You Shouldn’t Trust Your Cloud Vendors

Trusting cloud vendors increases your attack surface.
I've built a lot of stuff over the course of my career. Most of it has used one or more hosted services from any number of providers. Those services come with security claims that I can't verify. 
Current best practices don't really address this issue, either; if I set up a new service following those best practices, I only store hashed, salted, and peppered passwords (with Argon or bcrypt). I validate all user input and sanitize all outputs - including my log messages. I double-check all the permissions on my storage buckets. All of these practices are necessary, but not sufficient; they assume the security of the underlying service based on the (questionable) principle that the provider is a trusted entity.
Even trusted providers are fallible. We all make mistakes, the employees at all our vendors do too. Just scroll through https://krebsonsecurity.com. Security is a hard problem, and human error compounds with difficult engineering problems at every vendor to increase your attack surface. So the real question here is, "how do you protect yourself from your vendor's mistakes?"
For something like a managed queue or pub/sub, you can encrypt the messages you pass through it: easy. Same for a database, you would just make sure that everything that goes in is securely encrypted. But where are those encryption keys coming from? The natural solution would be to use your vendor's Key Management System (KMS), but then you'd have to secure that too.
Securing a KMS system is not an easy task - you need to solve two problems: (1) the only people who can get keys are people you explicitly authorize, and (2) the keys haven't been tampered with or otherwise delivered from a box-in-the-middle. If your inner AWS guru said "IAM" you're almost right. But the point here is to protect yourself from potential mistakes *at your vendor*.
--------------------------------------------------
Given task A: In the article on trusting cloud vendors, which two algorithms are named for hashing stored passwords?
Given task B: Reproduce the article on trusting cloud vendors from "You Shouldn’t Trust" to "I can't verify.".
--------------------------------------------------
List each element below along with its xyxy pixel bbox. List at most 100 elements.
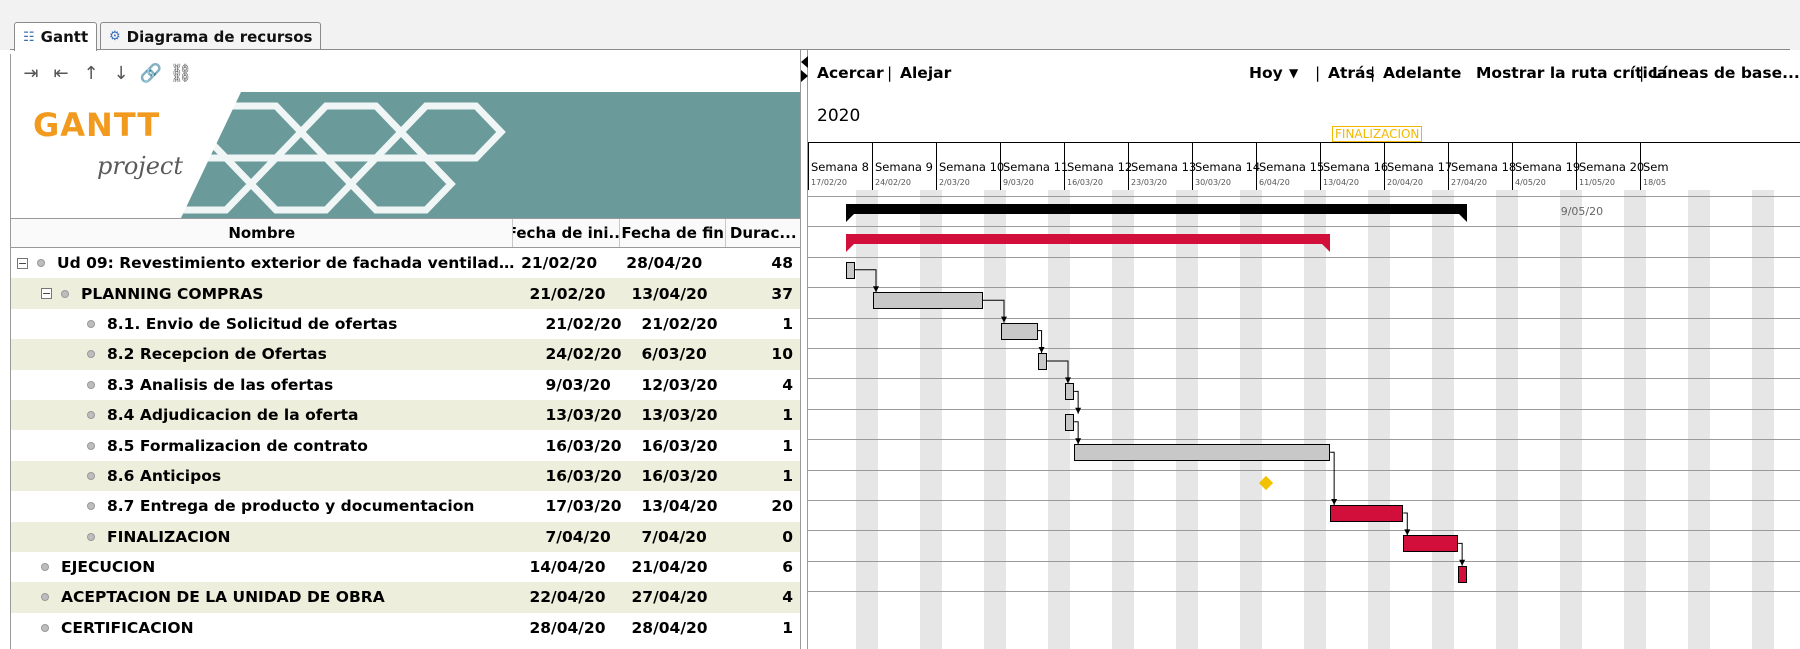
move-up-icon[interactable]: ↑ (79, 61, 103, 85)
task-name-cell[interactable]: 8.4 Adjudicacion de la oferta (11, 406, 542, 424)
task-duration[interactable]: 10 (733, 345, 801, 363)
task-start-date[interactable]: 9/03/20 (542, 376, 638, 394)
task-end-date[interactable]: 7/04/20 (638, 528, 734, 546)
column-end[interactable]: Fecha de fin (620, 219, 727, 247)
task-name-cell[interactable]: − PLANNING COMPRAS (11, 285, 525, 303)
table-row[interactable]: 8.3 Analisis de las ofertas 9/03/20 12/03/… (11, 370, 801, 400)
task-start-date[interactable]: 24/02/20 (542, 345, 638, 363)
task-bullet-icon (87, 532, 95, 541)
outdent-icon[interactable]: ⇤ (49, 61, 73, 85)
task-end-date[interactable]: 16/03/20 (638, 437, 734, 455)
table-row[interactable]: − Ud 09: Revestimiento exterior de fachad… (11, 248, 801, 278)
dependency-arrow[interactable] (1330, 451, 1335, 505)
task-end-date[interactable]: 16/03/20 (638, 467, 734, 485)
column-start[interactable]: Fecha de ini... (513, 219, 620, 247)
ganttproject-logo: GANTT (33, 106, 161, 144)
task-name-cell[interactable]: 8.3 Analisis de las ofertas (11, 376, 542, 394)
task-start-date[interactable]: 28/04/20 (525, 619, 627, 637)
task-duration[interactable]: 20 (733, 497, 801, 515)
task-duration[interactable]: 37 (730, 285, 801, 303)
task-end-date[interactable]: 13/04/20 (638, 497, 734, 515)
indent-icon[interactable]: ⇥ (19, 61, 43, 85)
collapse-left-icon[interactable] (801, 56, 808, 68)
table-row[interactable]: 8.7 Entrega de producto y documentacion 1… (11, 491, 801, 521)
task-start-date[interactable]: 17/03/20 (542, 497, 638, 515)
unlink-icon[interactable]: ⛓ (169, 61, 193, 85)
tab-gantt[interactable]: ☷ Gantt (14, 22, 98, 51)
task-name: Ud 09: Revestimiento exterior de fachada… (57, 254, 517, 273)
table-row[interactable]: 8.6 Anticipos 16/03/20 16/03/20 1 (11, 460, 801, 492)
task-duration[interactable]: 1 (733, 406, 801, 424)
task-duration[interactable]: 4 (733, 376, 801, 394)
table-row[interactable]: − PLANNING COMPRAS 21/02/20 13/04/20 37 (11, 278, 801, 309)
table-row[interactable]: FINALIZACION 7/04/20 7/04/20 0 (11, 521, 801, 552)
dependency-arrow[interactable] (854, 269, 877, 293)
task-duration[interactable]: 1 (730, 619, 801, 637)
task-name-cell[interactable]: 8.5 Formalizacion de contrato (11, 437, 542, 455)
task-end-date[interactable]: 21/04/20 (628, 558, 730, 576)
task-bullet-icon (87, 319, 95, 328)
task-name: 8.7 Entrega de producto y documentacion (107, 497, 475, 516)
task-name-cell[interactable]: FINALIZACION (11, 528, 542, 546)
dependency-arrowhead (1075, 407, 1082, 414)
task-end-date[interactable]: 13/03/20 (638, 406, 734, 424)
task-name: 8.1. Envio de Solicitud de ofertas (107, 314, 398, 333)
task-duration[interactable]: 48 (728, 254, 801, 272)
task-start-date[interactable]: 7/04/20 (542, 528, 638, 546)
task-name-cell[interactable]: 8.2 Recepcion de Ofertas (11, 345, 542, 363)
task-start-date[interactable]: 14/04/20 (525, 558, 627, 576)
dependency-arrow[interactable] (1046, 360, 1069, 384)
dependency-links (854, 269, 1466, 566)
task-end-date[interactable]: 13/04/20 (628, 285, 730, 303)
task-start-date[interactable]: 16/03/20 (542, 467, 638, 485)
link-icon[interactable]: 🔗 (139, 61, 163, 85)
task-name: 8.4 Adjudicacion de la oferta (107, 406, 359, 425)
move-down-icon[interactable]: ↓ (109, 61, 133, 85)
task-name-cell[interactable]: ACEPTACION DE LA UNIDAD DE OBRA (11, 588, 525, 606)
task-name-cell[interactable]: 8.1. Envio de Solicitud de ofertas (11, 315, 542, 333)
task-start-date[interactable]: 13/03/20 (542, 406, 638, 424)
task-name-cell[interactable]: CERTIFICACION (11, 619, 525, 637)
task-start-date[interactable]: 21/02/20 (517, 254, 622, 272)
task-name: 8.5 Formalizacion de contrato (107, 436, 368, 455)
task-duration[interactable]: 1 (733, 467, 801, 485)
task-name-cell[interactable]: 8.7 Entrega de producto y documentacion (11, 497, 542, 515)
task-name: FINALIZACION (107, 527, 231, 546)
dependency-arrowhead (1038, 347, 1045, 353)
table-row[interactable]: 8.2 Recepcion de Ofertas 24/02/20 6/03/20 1… (11, 339, 801, 370)
table-row[interactable]: EJECUCION 14/04/20 21/04/20 6 (11, 552, 801, 582)
task-end-date[interactable]: 6/03/20 (638, 345, 734, 363)
tree-toolbar: ⇥ ⇤ ↑ ↓ 🔗 ⛓ (11, 54, 801, 92)
task-name-cell[interactable]: EJECUCION (11, 558, 525, 576)
table-row[interactable]: 8.4 Adjudicacion de la oferta 13/03/20 13/… (11, 399, 801, 431)
task-name-cell[interactable]: − Ud 09: Revestimiento exterior de fachad… (11, 254, 517, 272)
task-start-date[interactable]: 21/02/20 (542, 315, 638, 333)
task-duration[interactable]: 1 (733, 437, 801, 455)
task-end-date[interactable]: 28/04/20 (622, 254, 727, 272)
table-row[interactable]: ACEPTACION DE LA UNIDAD DE OBRA 22/04/20 2… (11, 582, 801, 613)
task-start-date[interactable]: 21/02/20 (525, 285, 627, 303)
task-end-date[interactable]: 28/04/20 (628, 619, 730, 637)
column-duration[interactable]: Durac... (726, 219, 802, 247)
task-duration[interactable]: 0 (733, 528, 801, 546)
collapse-right-icon[interactable] (801, 70, 808, 82)
task-duration[interactable]: 1 (733, 315, 801, 333)
table-row[interactable]: 8.1. Envio de Solicitud de ofertas 21/02/… (11, 309, 801, 339)
task-name-cell[interactable]: 8.6 Anticipos (11, 467, 542, 485)
collapse-icon[interactable]: − (17, 257, 28, 269)
tab-resources[interactable]: ⚙ Diagrama de recursos (100, 22, 322, 50)
table-row[interactable]: CERTIFICACION 28/04/20 28/04/20 1 (11, 613, 801, 643)
task-end-date[interactable]: 12/03/20 (638, 376, 734, 394)
table-row[interactable]: 8.5 Formalizacion de contrato 16/03/20 16/… (11, 430, 801, 460)
task-name: PLANNING COMPRAS (81, 284, 264, 303)
task-duration[interactable]: 4 (730, 588, 801, 606)
collapse-icon[interactable]: − (41, 288, 52, 300)
column-name[interactable]: Nombre (11, 219, 514, 247)
dependency-arrow[interactable] (982, 299, 1005, 323)
task-end-date[interactable]: 21/02/20 (638, 315, 734, 333)
task-end-date[interactable]: 27/04/20 (628, 588, 730, 606)
panel-splitter[interactable] (800, 50, 808, 649)
task-start-date[interactable]: 22/04/20 (525, 588, 627, 606)
task-start-date[interactable]: 16/03/20 (542, 437, 638, 455)
task-duration[interactable]: 6 (730, 558, 801, 576)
--------------------------------------------------
Written reply A: Argon and bcrypt.

Written reply B:
You Shouldn’t Trust Your Cloud Vendors

Trusting cloud vendors increases your attack surface.
I've built a lot of stuff over the course of my career. Most of it has used one or more hosted services from any number of providers. Those services come with security claims that I can't verify.